— start of LISTED ENTRIES —
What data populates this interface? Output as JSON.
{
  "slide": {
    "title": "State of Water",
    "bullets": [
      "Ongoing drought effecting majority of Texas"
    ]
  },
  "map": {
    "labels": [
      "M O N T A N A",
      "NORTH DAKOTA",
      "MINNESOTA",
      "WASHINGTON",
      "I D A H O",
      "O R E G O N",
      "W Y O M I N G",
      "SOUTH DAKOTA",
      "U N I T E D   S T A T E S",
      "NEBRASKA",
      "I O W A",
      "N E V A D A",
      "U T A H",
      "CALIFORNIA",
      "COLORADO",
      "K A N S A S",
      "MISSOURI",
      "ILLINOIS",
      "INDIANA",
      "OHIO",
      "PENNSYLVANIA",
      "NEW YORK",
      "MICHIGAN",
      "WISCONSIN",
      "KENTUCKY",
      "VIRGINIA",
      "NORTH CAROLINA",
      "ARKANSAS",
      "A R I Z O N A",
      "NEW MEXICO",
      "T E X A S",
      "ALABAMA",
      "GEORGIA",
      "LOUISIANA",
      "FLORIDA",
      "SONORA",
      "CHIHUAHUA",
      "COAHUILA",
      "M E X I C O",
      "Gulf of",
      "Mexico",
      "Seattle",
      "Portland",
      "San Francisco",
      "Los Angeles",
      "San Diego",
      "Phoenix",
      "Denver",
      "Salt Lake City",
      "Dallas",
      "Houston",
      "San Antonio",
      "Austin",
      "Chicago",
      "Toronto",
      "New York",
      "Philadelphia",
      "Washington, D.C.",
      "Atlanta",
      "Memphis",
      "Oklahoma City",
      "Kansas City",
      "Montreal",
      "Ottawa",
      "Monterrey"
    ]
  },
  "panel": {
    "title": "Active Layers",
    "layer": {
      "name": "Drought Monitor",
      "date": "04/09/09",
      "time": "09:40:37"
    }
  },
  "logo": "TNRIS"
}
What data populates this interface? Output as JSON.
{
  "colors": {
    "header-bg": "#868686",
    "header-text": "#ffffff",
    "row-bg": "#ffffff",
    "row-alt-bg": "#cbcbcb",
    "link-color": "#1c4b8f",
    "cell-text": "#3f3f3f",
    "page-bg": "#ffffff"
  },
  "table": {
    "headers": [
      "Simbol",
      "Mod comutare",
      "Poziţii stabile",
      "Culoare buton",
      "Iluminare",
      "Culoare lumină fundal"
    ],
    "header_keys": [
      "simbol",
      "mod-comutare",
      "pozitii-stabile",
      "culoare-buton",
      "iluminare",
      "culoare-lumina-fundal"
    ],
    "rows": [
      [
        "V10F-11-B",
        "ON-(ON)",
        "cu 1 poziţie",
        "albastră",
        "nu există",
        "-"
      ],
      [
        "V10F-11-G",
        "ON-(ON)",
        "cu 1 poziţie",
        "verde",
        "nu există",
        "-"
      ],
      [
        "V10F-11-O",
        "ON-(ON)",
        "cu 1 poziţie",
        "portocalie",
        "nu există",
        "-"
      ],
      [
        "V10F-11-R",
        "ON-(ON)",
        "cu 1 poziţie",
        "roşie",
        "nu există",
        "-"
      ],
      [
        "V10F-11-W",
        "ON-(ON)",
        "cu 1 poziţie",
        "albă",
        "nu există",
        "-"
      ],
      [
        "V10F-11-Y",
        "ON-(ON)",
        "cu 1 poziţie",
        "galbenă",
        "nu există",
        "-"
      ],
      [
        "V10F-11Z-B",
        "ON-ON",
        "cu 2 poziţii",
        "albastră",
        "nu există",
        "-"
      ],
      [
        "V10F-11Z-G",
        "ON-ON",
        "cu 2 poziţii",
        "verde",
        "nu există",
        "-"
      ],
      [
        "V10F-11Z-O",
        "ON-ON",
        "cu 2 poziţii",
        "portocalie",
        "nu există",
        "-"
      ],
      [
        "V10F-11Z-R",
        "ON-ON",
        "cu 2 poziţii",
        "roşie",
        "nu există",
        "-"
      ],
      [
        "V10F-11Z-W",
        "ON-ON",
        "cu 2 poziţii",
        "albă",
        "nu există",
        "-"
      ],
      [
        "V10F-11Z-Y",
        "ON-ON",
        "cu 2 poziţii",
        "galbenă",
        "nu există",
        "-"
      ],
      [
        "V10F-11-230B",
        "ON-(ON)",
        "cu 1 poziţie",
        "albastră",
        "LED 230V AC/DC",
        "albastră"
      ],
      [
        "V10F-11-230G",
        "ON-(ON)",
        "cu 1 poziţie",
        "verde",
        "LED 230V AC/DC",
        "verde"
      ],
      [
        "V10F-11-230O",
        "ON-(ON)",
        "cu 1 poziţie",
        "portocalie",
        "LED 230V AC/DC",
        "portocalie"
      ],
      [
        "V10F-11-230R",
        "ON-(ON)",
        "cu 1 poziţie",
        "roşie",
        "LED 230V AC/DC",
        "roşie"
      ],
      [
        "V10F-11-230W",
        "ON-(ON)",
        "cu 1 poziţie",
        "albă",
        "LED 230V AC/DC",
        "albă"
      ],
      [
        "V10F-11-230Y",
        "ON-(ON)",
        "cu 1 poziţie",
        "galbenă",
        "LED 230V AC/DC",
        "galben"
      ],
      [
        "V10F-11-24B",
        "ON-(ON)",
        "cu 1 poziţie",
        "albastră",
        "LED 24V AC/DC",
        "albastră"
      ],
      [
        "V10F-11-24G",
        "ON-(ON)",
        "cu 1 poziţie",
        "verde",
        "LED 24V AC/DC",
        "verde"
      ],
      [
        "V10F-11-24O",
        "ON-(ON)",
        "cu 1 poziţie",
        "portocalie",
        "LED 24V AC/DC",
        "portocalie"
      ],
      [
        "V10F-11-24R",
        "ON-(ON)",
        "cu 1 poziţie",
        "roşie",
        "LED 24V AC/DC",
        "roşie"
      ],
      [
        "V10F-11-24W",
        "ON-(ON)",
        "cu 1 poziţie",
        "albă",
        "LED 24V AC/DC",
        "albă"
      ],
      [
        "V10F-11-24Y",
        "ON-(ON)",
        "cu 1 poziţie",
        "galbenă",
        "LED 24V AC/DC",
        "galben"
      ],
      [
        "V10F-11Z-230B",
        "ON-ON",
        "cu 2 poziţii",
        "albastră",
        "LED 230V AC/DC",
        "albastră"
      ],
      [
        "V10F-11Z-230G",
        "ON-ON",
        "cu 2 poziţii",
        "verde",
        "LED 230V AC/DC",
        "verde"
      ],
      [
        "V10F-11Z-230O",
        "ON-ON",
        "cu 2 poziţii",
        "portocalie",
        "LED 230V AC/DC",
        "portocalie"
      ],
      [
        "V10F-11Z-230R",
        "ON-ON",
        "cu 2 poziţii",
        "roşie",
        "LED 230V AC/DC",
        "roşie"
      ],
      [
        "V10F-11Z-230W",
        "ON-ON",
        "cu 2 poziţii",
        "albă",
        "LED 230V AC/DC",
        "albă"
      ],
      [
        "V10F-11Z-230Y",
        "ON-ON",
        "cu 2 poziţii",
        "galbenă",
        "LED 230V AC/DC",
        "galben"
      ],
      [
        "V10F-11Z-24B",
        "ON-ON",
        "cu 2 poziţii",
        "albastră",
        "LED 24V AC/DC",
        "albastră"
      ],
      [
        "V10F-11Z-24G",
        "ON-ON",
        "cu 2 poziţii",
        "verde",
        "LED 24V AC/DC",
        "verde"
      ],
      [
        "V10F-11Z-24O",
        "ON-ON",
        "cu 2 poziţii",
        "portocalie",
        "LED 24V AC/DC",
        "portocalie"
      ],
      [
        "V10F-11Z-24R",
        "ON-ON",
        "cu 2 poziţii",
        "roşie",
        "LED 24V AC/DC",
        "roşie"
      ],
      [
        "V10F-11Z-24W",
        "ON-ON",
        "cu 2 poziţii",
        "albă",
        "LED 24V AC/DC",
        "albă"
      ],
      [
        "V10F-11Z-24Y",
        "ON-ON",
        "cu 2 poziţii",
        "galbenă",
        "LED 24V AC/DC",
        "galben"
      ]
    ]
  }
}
— end of LISTED ENTRIES —
WHAT THIS TASK INVOLVES:
Copy each line above that contains the string "text".

THE REPLY:
    "header-text": "#ffffff",
    "cell-text": "#3f3f3f",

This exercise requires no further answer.